** BEGIN Data provided **

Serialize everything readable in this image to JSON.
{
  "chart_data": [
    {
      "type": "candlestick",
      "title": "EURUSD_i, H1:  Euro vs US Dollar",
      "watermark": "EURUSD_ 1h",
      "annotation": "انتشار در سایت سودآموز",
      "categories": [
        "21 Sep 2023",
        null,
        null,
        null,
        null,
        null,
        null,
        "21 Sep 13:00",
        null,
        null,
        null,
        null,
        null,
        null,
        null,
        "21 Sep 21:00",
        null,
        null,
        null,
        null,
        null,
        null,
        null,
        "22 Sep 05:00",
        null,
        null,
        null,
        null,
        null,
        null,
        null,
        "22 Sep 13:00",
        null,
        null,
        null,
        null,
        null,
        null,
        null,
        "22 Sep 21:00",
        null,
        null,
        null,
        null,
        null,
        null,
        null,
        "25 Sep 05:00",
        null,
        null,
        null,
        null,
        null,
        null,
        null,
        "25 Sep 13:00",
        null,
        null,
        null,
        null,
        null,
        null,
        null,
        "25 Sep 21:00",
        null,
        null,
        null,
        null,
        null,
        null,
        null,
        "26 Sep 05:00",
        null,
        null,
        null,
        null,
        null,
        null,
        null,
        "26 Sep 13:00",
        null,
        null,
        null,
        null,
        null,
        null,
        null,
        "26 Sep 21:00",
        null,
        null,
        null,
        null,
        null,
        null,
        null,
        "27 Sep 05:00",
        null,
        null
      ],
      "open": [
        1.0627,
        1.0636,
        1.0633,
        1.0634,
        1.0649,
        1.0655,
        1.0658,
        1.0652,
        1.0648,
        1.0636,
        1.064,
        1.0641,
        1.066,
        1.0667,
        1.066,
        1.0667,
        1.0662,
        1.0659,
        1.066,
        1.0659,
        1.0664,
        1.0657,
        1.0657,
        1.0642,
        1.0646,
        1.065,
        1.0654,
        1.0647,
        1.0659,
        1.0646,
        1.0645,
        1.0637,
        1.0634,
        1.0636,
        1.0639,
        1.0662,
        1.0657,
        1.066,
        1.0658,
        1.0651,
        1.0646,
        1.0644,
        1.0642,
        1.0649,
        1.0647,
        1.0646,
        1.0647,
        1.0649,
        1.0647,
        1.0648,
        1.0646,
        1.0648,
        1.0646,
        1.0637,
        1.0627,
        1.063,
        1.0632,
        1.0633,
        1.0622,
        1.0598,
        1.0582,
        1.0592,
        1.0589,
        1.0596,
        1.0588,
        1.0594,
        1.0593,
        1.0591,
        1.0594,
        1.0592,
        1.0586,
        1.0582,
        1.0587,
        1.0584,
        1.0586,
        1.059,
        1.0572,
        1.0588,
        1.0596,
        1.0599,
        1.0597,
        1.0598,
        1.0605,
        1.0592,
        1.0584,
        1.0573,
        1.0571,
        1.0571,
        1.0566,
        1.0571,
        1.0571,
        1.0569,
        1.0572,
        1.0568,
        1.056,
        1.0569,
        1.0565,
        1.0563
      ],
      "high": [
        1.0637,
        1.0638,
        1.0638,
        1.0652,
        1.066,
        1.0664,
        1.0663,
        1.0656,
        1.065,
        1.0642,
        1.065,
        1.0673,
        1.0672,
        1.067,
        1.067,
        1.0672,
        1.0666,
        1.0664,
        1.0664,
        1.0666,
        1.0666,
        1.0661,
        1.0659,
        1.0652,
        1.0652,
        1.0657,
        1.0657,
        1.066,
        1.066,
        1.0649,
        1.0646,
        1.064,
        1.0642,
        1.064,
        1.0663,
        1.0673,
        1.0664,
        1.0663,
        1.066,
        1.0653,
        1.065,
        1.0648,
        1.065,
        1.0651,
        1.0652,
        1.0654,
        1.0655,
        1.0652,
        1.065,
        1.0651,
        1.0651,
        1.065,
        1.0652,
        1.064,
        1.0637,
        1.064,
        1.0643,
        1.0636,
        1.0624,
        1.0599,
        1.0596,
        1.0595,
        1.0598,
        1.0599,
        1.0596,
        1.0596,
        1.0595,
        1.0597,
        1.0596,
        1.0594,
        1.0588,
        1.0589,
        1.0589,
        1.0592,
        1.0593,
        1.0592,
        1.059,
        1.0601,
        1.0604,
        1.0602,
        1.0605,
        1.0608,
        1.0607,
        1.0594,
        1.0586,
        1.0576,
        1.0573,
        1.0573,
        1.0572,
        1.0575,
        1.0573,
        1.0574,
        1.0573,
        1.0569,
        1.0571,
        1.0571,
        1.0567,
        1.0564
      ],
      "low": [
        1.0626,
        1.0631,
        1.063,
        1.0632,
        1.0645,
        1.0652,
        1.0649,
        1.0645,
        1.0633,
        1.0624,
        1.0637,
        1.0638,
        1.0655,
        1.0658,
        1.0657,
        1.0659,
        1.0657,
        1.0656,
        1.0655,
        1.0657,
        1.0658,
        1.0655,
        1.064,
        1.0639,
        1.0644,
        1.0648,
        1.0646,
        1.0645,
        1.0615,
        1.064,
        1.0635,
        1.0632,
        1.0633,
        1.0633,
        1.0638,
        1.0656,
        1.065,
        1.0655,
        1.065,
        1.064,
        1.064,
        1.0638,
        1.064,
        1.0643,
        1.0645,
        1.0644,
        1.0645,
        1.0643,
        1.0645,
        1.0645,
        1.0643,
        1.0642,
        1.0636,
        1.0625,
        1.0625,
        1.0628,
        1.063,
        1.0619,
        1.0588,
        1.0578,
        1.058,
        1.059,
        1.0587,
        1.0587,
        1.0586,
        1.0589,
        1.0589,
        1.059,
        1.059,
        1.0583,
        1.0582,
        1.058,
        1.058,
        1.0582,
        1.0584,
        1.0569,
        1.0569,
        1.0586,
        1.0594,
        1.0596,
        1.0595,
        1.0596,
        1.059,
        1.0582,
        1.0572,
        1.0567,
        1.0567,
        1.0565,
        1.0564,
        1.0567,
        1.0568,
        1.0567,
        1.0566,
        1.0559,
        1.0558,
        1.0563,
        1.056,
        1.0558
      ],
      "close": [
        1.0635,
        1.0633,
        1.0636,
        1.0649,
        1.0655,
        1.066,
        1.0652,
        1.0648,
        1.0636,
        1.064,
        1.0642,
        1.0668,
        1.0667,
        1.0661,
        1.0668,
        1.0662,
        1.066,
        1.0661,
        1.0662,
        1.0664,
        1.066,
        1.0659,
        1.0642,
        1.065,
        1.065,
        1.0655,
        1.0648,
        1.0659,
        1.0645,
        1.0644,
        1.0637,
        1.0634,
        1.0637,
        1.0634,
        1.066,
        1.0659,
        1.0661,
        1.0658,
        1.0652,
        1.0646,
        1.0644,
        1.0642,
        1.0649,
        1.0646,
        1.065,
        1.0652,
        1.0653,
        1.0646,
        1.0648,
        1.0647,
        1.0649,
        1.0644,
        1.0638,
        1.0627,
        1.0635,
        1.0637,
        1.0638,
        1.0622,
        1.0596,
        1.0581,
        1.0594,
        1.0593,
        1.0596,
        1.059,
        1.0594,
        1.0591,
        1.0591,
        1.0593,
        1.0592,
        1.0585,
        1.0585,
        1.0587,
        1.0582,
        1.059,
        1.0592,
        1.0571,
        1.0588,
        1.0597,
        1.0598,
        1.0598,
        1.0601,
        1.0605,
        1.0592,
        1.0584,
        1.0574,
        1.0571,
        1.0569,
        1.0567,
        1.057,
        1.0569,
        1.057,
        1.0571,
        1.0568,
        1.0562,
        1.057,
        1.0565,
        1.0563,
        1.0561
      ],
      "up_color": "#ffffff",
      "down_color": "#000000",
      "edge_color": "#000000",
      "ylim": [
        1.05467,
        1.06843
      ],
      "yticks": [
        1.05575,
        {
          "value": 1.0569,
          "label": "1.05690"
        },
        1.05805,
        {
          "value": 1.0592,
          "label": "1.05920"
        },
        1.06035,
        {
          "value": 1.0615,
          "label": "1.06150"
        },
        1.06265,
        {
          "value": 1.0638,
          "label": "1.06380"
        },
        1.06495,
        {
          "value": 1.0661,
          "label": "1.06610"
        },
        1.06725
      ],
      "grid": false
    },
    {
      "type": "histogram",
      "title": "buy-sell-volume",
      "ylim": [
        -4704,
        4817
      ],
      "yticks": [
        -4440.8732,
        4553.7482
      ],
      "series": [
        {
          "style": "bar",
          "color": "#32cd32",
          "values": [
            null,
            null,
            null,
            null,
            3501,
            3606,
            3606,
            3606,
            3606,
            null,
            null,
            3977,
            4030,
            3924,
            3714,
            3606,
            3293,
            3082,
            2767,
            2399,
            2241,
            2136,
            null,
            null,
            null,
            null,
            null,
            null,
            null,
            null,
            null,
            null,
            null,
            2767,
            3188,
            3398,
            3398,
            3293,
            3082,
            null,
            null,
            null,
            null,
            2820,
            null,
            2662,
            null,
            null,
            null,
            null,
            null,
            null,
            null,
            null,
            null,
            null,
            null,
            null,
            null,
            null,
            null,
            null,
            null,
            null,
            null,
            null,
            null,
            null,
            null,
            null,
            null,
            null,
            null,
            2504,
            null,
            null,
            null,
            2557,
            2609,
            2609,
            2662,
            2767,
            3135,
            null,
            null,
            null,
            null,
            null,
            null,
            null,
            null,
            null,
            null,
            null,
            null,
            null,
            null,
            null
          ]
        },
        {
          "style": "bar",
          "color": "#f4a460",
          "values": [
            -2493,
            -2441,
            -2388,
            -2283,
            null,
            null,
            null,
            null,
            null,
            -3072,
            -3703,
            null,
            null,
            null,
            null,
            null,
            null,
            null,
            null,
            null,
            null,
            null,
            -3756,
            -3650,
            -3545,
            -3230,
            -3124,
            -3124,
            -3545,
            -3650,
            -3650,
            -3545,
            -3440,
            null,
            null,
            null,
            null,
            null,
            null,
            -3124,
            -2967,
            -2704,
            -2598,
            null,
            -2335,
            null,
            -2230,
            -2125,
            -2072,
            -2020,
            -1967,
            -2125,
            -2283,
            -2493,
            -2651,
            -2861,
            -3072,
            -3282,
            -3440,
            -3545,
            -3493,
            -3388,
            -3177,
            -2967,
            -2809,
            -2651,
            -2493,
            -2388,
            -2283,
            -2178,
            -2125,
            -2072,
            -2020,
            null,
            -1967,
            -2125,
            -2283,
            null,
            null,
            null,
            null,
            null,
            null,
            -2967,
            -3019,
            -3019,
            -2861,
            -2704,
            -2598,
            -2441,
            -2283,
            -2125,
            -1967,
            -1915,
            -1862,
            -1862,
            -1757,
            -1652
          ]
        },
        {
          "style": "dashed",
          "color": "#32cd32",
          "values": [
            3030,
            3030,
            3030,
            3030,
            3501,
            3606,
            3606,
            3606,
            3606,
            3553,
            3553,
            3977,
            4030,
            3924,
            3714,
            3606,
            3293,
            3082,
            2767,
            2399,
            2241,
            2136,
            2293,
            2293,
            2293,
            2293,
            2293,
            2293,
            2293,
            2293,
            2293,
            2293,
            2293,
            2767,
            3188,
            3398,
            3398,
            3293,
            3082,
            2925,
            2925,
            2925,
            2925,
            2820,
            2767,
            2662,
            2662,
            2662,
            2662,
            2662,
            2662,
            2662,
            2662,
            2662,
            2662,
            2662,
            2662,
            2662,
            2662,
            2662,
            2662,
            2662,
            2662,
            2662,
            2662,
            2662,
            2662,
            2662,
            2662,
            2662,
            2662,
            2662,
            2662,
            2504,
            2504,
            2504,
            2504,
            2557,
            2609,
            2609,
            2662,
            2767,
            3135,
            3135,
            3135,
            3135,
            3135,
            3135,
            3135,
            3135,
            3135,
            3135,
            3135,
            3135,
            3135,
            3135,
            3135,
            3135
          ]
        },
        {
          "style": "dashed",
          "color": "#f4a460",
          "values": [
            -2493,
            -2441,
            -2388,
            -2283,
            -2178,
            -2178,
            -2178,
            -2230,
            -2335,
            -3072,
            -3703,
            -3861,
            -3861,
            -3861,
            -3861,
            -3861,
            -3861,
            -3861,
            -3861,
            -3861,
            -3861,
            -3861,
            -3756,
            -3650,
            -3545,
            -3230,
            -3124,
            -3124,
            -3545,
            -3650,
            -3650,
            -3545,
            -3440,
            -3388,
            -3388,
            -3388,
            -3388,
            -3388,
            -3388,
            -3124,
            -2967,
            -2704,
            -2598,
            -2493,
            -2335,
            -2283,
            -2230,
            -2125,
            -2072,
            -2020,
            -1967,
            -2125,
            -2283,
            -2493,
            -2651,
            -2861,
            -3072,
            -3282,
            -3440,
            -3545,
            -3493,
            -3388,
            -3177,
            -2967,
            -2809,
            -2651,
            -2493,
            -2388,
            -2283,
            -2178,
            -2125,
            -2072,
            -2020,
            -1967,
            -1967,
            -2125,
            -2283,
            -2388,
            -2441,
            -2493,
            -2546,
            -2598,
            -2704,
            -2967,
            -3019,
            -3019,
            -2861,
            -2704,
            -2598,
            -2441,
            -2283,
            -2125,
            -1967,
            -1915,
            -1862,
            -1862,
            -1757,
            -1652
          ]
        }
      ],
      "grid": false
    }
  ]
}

** END Data provided **

Instructions for the task:
Determine the number of lines in these entries that contain the word "title", and write only that number.

Task solution:
2